§ **Information given**:
------------------------------------------------
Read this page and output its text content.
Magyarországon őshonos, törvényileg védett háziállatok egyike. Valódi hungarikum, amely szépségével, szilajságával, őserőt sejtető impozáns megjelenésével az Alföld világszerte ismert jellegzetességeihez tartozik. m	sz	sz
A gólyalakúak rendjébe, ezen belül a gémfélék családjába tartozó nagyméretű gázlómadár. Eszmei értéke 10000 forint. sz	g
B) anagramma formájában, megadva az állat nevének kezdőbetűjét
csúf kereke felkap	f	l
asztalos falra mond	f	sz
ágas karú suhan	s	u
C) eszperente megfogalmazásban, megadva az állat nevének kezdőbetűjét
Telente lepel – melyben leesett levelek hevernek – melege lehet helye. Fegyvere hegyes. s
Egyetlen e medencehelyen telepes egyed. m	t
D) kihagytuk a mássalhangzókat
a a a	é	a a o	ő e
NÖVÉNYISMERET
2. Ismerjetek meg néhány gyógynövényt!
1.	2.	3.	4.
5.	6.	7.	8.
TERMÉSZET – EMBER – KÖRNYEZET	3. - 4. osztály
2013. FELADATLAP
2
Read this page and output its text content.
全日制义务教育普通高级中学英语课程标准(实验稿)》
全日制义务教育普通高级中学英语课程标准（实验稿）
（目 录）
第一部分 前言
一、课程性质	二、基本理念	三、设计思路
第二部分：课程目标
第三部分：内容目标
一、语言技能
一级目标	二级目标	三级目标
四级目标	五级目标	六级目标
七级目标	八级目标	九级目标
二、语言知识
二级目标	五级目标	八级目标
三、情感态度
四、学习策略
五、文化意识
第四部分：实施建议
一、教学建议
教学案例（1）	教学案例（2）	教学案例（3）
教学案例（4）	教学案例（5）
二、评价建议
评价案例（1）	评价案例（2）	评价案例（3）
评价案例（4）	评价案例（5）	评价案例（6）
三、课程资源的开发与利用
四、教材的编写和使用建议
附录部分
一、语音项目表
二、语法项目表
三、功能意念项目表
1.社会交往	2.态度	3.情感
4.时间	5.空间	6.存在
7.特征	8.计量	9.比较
------------------------------------------------
§ **Stated task**:
Reproduce all data above, unchanged.

§ **Exercise answer**:
Read this page and output its text content.
Magyarországon őshonos, törvényileg védett háziállatok egyike. Valódi hungarikum, amely szépségével, szilajságával, őserőt sejtető impozáns megjelenésével az Alföld világszerte ismert jellegzetességeihez tartozik. m	sz	sz
A gólyalakúak rendjébe, ezen belül a gémfélék családjába tartozó nagyméretű gázlómadár. Eszmei értéke 10000 forint. sz	g
B) anagramma formájában, megadva az állat nevének kezdőbetűjét
csúf kereke felkap	f	l
asztalos falra mond	f	sz
ágas karú suhan	s	u
C) eszperente megfogalmazásban, megadva az állat nevének kezdőbetűjét
Telente lepel – melyben leesett levelek hevernek – melege lehet helye. Fegyvere hegyes. s
Egyetlen e medencehelyen telepes egyed. m	t
D) kihagytuk a mássalhangzókat
a a a	é	a a o	ő e
NÖVÉNYISMERET
2. Ismerjetek meg néhány gyógynövényt!
1.	2.	3.	4.
5.	6.	7.	8.
TERMÉSZET – EMBER – KÖRNYEZET	3. - 4. osztály
2013. FELADATLAP
2
Read this page and output its text content.
全日制义务教育普通高级中学英语课程标准(实验稿)》
全日制义务教育普通高级中学英语课程标准（实验稿）
（目 录）
第一部分 前言
一、课程性质	二、基本理念	三、设计思路
第二部分：课程目标
第三部分：内容目标
一、语言技能
一级目标	二级目标	三级目标
四级目标	五级目标	六级目标
七级目标	八级目标	九级目标
二、语言知识
二级目标	五级目标	八级目标
三、情感态度
四、学习策略
五、文化意识
第四部分：实施建议
一、教学建议
教学案例（1）	教学案例（2）	教学案例（3）
教学案例（4）	教学案例（5）
二、评价建议
评价案例（1）	评价案例（2）	评价案例（3）
评价案例（4）	评价案例（5）	评价案例（6）
三、课程资源的开发与利用
四、教材的编写和使用建议
附录部分
一、语音项目表
二、语法项目表
三、功能意念项目表
1.社会交往	2.态度	3.情感
4.时间	5.空间	6.存在
7.特征	8.计量	9.比较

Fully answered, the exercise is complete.